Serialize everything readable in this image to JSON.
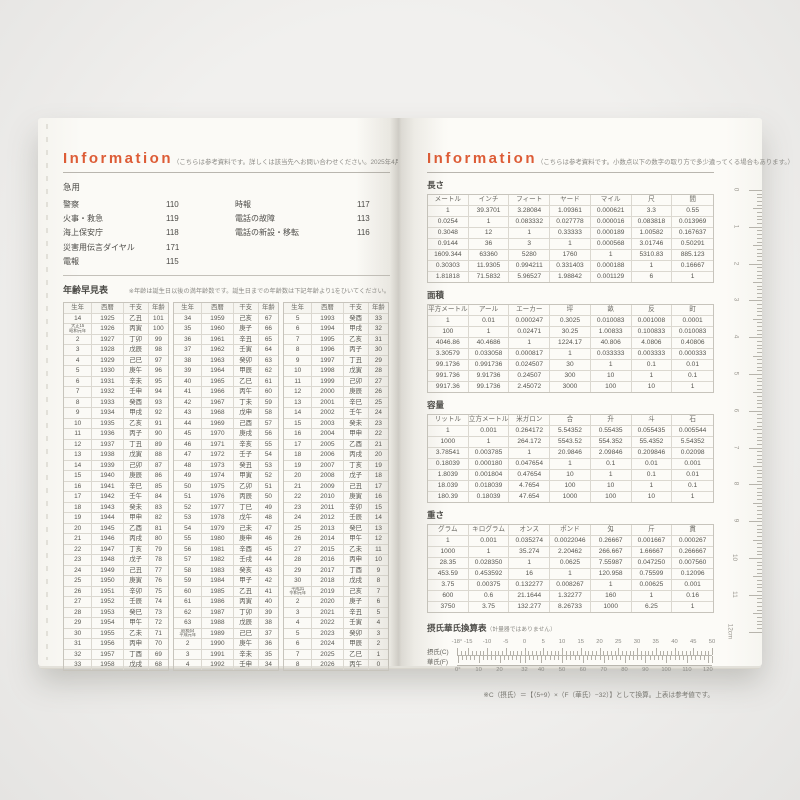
{
  "left_page": {
    "header": {
      "title": "Information",
      "note": "（こちらは参考資料です。詳しくは該当先へお問い合わせください。2025年4月現在）"
    },
    "emergency": {
      "title": "急用",
      "col1": [
        {
          "label": "警察",
          "number": "110"
        },
        {
          "label": "火事・救急",
          "number": "119"
        },
        {
          "label": "海上保安庁",
          "number": "118"
        },
        {
          "label": "災害用伝言ダイヤル",
          "number": "171"
        },
        {
          "label": "電報",
          "number": "115"
        }
      ],
      "col2": [
        {
          "label": "時報",
          "number": "117"
        },
        {
          "label": "電話の故障",
          "number": "113"
        },
        {
          "label": "電話の新設・移転",
          "number": "116"
        }
      ]
    },
    "age_table": {
      "title": "年齢早見表",
      "note": "※年齢は誕生日以後の満年齢数です。誕生日までの年齢数は下記年齢より1をひいてください。",
      "headers": [
        "生年",
        "西暦",
        "干支",
        "年齢"
      ],
      "groups": [
        [
          [
            "14",
            "1925",
            "乙丑",
            "101"
          ],
          [
            "大正15\n昭和元年",
            "1926",
            "丙寅",
            "100"
          ],
          [
            "2",
            "1927",
            "丁卯",
            "99"
          ],
          [
            "3",
            "1928",
            "戊辰",
            "98"
          ],
          [
            "4",
            "1929",
            "己巳",
            "97"
          ],
          [
            "5",
            "1930",
            "庚午",
            "96"
          ],
          [
            "6",
            "1931",
            "辛未",
            "95"
          ],
          [
            "7",
            "1932",
            "壬申",
            "94"
          ],
          [
            "8",
            "1933",
            "癸酉",
            "93"
          ],
          [
            "9",
            "1934",
            "甲戌",
            "92"
          ],
          [
            "10",
            "1935",
            "乙亥",
            "91"
          ],
          [
            "11",
            "1936",
            "丙子",
            "90"
          ],
          [
            "12",
            "1937",
            "丁丑",
            "89"
          ],
          [
            "13",
            "1938",
            "戊寅",
            "88"
          ],
          [
            "14",
            "1939",
            "己卯",
            "87"
          ],
          [
            "15",
            "1940",
            "庚辰",
            "86"
          ],
          [
            "16",
            "1941",
            "辛巳",
            "85"
          ],
          [
            "17",
            "1942",
            "壬午",
            "84"
          ],
          [
            "18",
            "1943",
            "癸未",
            "83"
          ],
          [
            "19",
            "1944",
            "甲申",
            "82"
          ],
          [
            "20",
            "1945",
            "乙酉",
            "81"
          ],
          [
            "21",
            "1946",
            "丙戌",
            "80"
          ],
          [
            "22",
            "1947",
            "丁亥",
            "79"
          ],
          [
            "23",
            "1948",
            "戊子",
            "78"
          ],
          [
            "24",
            "1949",
            "己丑",
            "77"
          ],
          [
            "25",
            "1950",
            "庚寅",
            "76"
          ],
          [
            "26",
            "1951",
            "辛卯",
            "75"
          ],
          [
            "27",
            "1952",
            "壬辰",
            "74"
          ],
          [
            "28",
            "1953",
            "癸巳",
            "73"
          ],
          [
            "29",
            "1954",
            "甲午",
            "72"
          ],
          [
            "30",
            "1955",
            "乙未",
            "71"
          ],
          [
            "31",
            "1956",
            "丙申",
            "70"
          ],
          [
            "32",
            "1957",
            "丁酉",
            "69"
          ],
          [
            "33",
            "1958",
            "戊戌",
            "68"
          ]
        ],
        [
          [
            "34",
            "1959",
            "己亥",
            "67"
          ],
          [
            "35",
            "1960",
            "庚子",
            "66"
          ],
          [
            "36",
            "1961",
            "辛丑",
            "65"
          ],
          [
            "37",
            "1962",
            "壬寅",
            "64"
          ],
          [
            "38",
            "1963",
            "癸卯",
            "63"
          ],
          [
            "39",
            "1964",
            "甲辰",
            "62"
          ],
          [
            "40",
            "1965",
            "乙巳",
            "61"
          ],
          [
            "41",
            "1966",
            "丙午",
            "60"
          ],
          [
            "42",
            "1967",
            "丁未",
            "59"
          ],
          [
            "43",
            "1968",
            "戊申",
            "58"
          ],
          [
            "44",
            "1969",
            "己酉",
            "57"
          ],
          [
            "45",
            "1970",
            "庚戌",
            "56"
          ],
          [
            "46",
            "1971",
            "辛亥",
            "55"
          ],
          [
            "47",
            "1972",
            "壬子",
            "54"
          ],
          [
            "48",
            "1973",
            "癸丑",
            "53"
          ],
          [
            "49",
            "1974",
            "甲寅",
            "52"
          ],
          [
            "50",
            "1975",
            "乙卯",
            "51"
          ],
          [
            "51",
            "1976",
            "丙辰",
            "50"
          ],
          [
            "52",
            "1977",
            "丁巳",
            "49"
          ],
          [
            "53",
            "1978",
            "戊午",
            "48"
          ],
          [
            "54",
            "1979",
            "己未",
            "47"
          ],
          [
            "55",
            "1980",
            "庚申",
            "46"
          ],
          [
            "56",
            "1981",
            "辛酉",
            "45"
          ],
          [
            "57",
            "1982",
            "壬戌",
            "44"
          ],
          [
            "58",
            "1983",
            "癸亥",
            "43"
          ],
          [
            "59",
            "1984",
            "甲子",
            "42"
          ],
          [
            "60",
            "1985",
            "乙丑",
            "41"
          ],
          [
            "61",
            "1986",
            "丙寅",
            "40"
          ],
          [
            "62",
            "1987",
            "丁卯",
            "39"
          ],
          [
            "63",
            "1988",
            "戊辰",
            "38"
          ],
          [
            "昭和64\n平成元年",
            "1989",
            "己巳",
            "37"
          ],
          [
            "2",
            "1990",
            "庚午",
            "36"
          ],
          [
            "3",
            "1991",
            "辛未",
            "35"
          ],
          [
            "4",
            "1992",
            "壬申",
            "34"
          ]
        ],
        [
          [
            "5",
            "1993",
            "癸酉",
            "33"
          ],
          [
            "6",
            "1994",
            "甲戌",
            "32"
          ],
          [
            "7",
            "1995",
            "乙亥",
            "31"
          ],
          [
            "8",
            "1996",
            "丙子",
            "30"
          ],
          [
            "9",
            "1997",
            "丁丑",
            "29"
          ],
          [
            "10",
            "1998",
            "戊寅",
            "28"
          ],
          [
            "11",
            "1999",
            "己卯",
            "27"
          ],
          [
            "12",
            "2000",
            "庚辰",
            "26"
          ],
          [
            "13",
            "2001",
            "辛巳",
            "25"
          ],
          [
            "14",
            "2002",
            "壬午",
            "24"
          ],
          [
            "15",
            "2003",
            "癸未",
            "23"
          ],
          [
            "16",
            "2004",
            "甲申",
            "22"
          ],
          [
            "17",
            "2005",
            "乙酉",
            "21"
          ],
          [
            "18",
            "2006",
            "丙戌",
            "20"
          ],
          [
            "19",
            "2007",
            "丁亥",
            "19"
          ],
          [
            "20",
            "2008",
            "戊子",
            "18"
          ],
          [
            "21",
            "2009",
            "己丑",
            "17"
          ],
          [
            "22",
            "2010",
            "庚寅",
            "16"
          ],
          [
            "23",
            "2011",
            "辛卯",
            "15"
          ],
          [
            "24",
            "2012",
            "壬辰",
            "14"
          ],
          [
            "25",
            "2013",
            "癸巳",
            "13"
          ],
          [
            "26",
            "2014",
            "甲午",
            "12"
          ],
          [
            "27",
            "2015",
            "乙未",
            "11"
          ],
          [
            "28",
            "2016",
            "丙申",
            "10"
          ],
          [
            "29",
            "2017",
            "丁酉",
            "9"
          ],
          [
            "30",
            "2018",
            "戊戌",
            "8"
          ],
          [
            "平成31\n令和元年",
            "2019",
            "己亥",
            "7"
          ],
          [
            "2",
            "2020",
            "庚子",
            "6"
          ],
          [
            "3",
            "2021",
            "辛丑",
            "5"
          ],
          [
            "4",
            "2022",
            "壬寅",
            "4"
          ],
          [
            "5",
            "2023",
            "癸卯",
            "3"
          ],
          [
            "6",
            "2024",
            "甲辰",
            "2"
          ],
          [
            "7",
            "2025",
            "乙巳",
            "1"
          ],
          [
            "8",
            "2026",
            "丙午",
            "0"
          ]
        ]
      ]
    }
  },
  "right_page": {
    "header": {
      "title": "Information",
      "note": "（こちらは参考資料です。小数点以下の数字の取り方で多少違ってくる場合もあります。）"
    },
    "tables": [
      {
        "id": "length",
        "title": "長さ",
        "headers": [
          "メートル",
          "インチ",
          "フィート",
          "ヤード",
          "マイル",
          "尺",
          "間"
        ],
        "rows": [
          [
            "1",
            "39.3701",
            "3.28084",
            "1.09361",
            "0.000621",
            "3.3",
            "0.55"
          ],
          [
            "0.0254",
            "1",
            "0.083332",
            "0.027778",
            "0.000016",
            "0.083818",
            "0.013969"
          ],
          [
            "0.3048",
            "12",
            "1",
            "0.33333",
            "0.000189",
            "1.00582",
            "0.167637"
          ],
          [
            "0.9144",
            "36",
            "3",
            "1",
            "0.000568",
            "3.01746",
            "0.50291"
          ],
          [
            "1609.344",
            "63360",
            "5280",
            "1760",
            "1",
            "5310.83",
            "885.123"
          ],
          [
            "0.30303",
            "11.9305",
            "0.994211",
            "0.331403",
            "0.000188",
            "1",
            "0.16667"
          ],
          [
            "1.81818",
            "71.5832",
            "5.96527",
            "1.98842",
            "0.001129",
            "6",
            "1"
          ]
        ]
      },
      {
        "id": "area",
        "title": "面積",
        "headers": [
          "平方メートル",
          "アール",
          "エーカー",
          "坪",
          "畝",
          "反",
          "町"
        ],
        "rows": [
          [
            "1",
            "0.01",
            "0.000247",
            "0.3025",
            "0.010083",
            "0.001008",
            "0.0001"
          ],
          [
            "100",
            "1",
            "0.02471",
            "30.25",
            "1.00833",
            "0.100833",
            "0.010083"
          ],
          [
            "4046.86",
            "40.4686",
            "1",
            "1224.17",
            "40.806",
            "4.0806",
            "0.40806"
          ],
          [
            "3.30579",
            "0.033058",
            "0.000817",
            "1",
            "0.033333",
            "0.003333",
            "0.000333"
          ],
          [
            "99.1736",
            "0.991736",
            "0.024507",
            "30",
            "1",
            "0.1",
            "0.01"
          ],
          [
            "991.736",
            "9.91736",
            "0.24507",
            "300",
            "10",
            "1",
            "0.1"
          ],
          [
            "9917.36",
            "99.1736",
            "2.45072",
            "3000",
            "100",
            "10",
            "1"
          ]
        ]
      },
      {
        "id": "volume",
        "title": "容量",
        "headers": [
          "リットル",
          "立方メートル",
          "米ガロン",
          "合",
          "升",
          "斗",
          "石"
        ],
        "rows": [
          [
            "1",
            "0.001",
            "0.264172",
            "5.54352",
            "0.55435",
            "0.055435",
            "0.005544"
          ],
          [
            "1000",
            "1",
            "264.172",
            "5543.52",
            "554.352",
            "55.4352",
            "5.54352"
          ],
          [
            "3.78541",
            "0.003785",
            "1",
            "20.9846",
            "2.09846",
            "0.209846",
            "0.02098"
          ],
          [
            "0.18039",
            "0.000180",
            "0.047654",
            "1",
            "0.1",
            "0.01",
            "0.001"
          ],
          [
            "1.8039",
            "0.001804",
            "0.47654",
            "10",
            "1",
            "0.1",
            "0.01"
          ],
          [
            "18.039",
            "0.018039",
            "4.7654",
            "100",
            "10",
            "1",
            "0.1"
          ],
          [
            "180.39",
            "0.18039",
            "47.654",
            "1000",
            "100",
            "10",
            "1"
          ]
        ]
      },
      {
        "id": "weight",
        "title": "重さ",
        "headers": [
          "グラム",
          "キログラム",
          "オンス",
          "ポンド",
          "匁",
          "斤",
          "貫"
        ],
        "rows": [
          [
            "1",
            "0.001",
            "0.035274",
            "0.0022046",
            "0.26667",
            "0.001667",
            "0.000267"
          ],
          [
            "1000",
            "1",
            "35.274",
            "2.20462",
            "266.667",
            "1.66667",
            "0.266667"
          ],
          [
            "28.35",
            "0.028350",
            "1",
            "0.0625",
            "7.55987",
            "0.047250",
            "0.007560"
          ],
          [
            "453.59",
            "0.453592",
            "16",
            "1",
            "120.958",
            "0.75599",
            "0.12096"
          ],
          [
            "3.75",
            "0.00375",
            "0.132277",
            "0.008267",
            "1",
            "0.00625",
            "0.001"
          ],
          [
            "600",
            "0.6",
            "21.1644",
            "1.32277",
            "160",
            "1",
            "0.16"
          ],
          [
            "3750",
            "3.75",
            "132.277",
            "8.26733",
            "1000",
            "6.25",
            "1"
          ]
        ]
      }
    ],
    "temp_chart": {
      "title": "摂氏華氏換算表",
      "title_note": "（計量器ではありません）",
      "c_label": "摂氏(C)",
      "f_label": "華氏(F)",
      "c_labels": [
        {
          "v": -18,
          "t": "-18°"
        },
        {
          "v": -15,
          "t": "-15"
        },
        {
          "v": -10,
          "t": "-10"
        },
        {
          "v": -5,
          "t": "-5"
        },
        {
          "v": 0,
          "t": "0"
        },
        {
          "v": 5,
          "t": "5"
        },
        {
          "v": 10,
          "t": "10"
        },
        {
          "v": 15,
          "t": "15"
        },
        {
          "v": 20,
          "t": "20"
        },
        {
          "v": 25,
          "t": "25"
        },
        {
          "v": 30,
          "t": "30"
        },
        {
          "v": 35,
          "t": "35"
        },
        {
          "v": 40,
          "t": "40"
        },
        {
          "v": 45,
          "t": "45"
        },
        {
          "v": 50,
          "t": "50"
        }
      ],
      "f_labels": [
        {
          "v": 0,
          "t": "0°"
        },
        {
          "v": 10,
          "t": "10"
        },
        {
          "v": 20,
          "t": "20"
        },
        {
          "v": 32,
          "t": "32"
        },
        {
          "v": 40,
          "t": "40"
        },
        {
          "v": 50,
          "t": "50"
        },
        {
          "v": 60,
          "t": "60"
        },
        {
          "v": 70,
          "t": "70"
        },
        {
          "v": 80,
          "t": "80"
        },
        {
          "v": 90,
          "t": "90"
        },
        {
          "v": 100,
          "t": "100"
        },
        {
          "v": 110,
          "t": "110"
        },
        {
          "v": 120,
          "t": "120"
        }
      ],
      "note": "※C（摂氏）＝【（5÷9）×（F（華氏）−32）】として換算。上表は参考値です。"
    },
    "ruler": {
      "labels": [
        "0",
        "1",
        "2",
        "3",
        "4",
        "5",
        "6",
        "7",
        "8",
        "9",
        "10",
        "11",
        "12cm"
      ]
    }
  }
}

# # # # # # #

- _Short problem_: Using the records above, pull out each line where the word "こちらは参考資料です" occurs.

- _Solution to the problem_:
      "note": "（こちらは参考資料です。詳しくは該当先へお問い合わせください。2025年4月現在）"
      "note": "（こちらは参考資料です。小数点以下の数字の取り方で多少違ってくる場合もあります。）"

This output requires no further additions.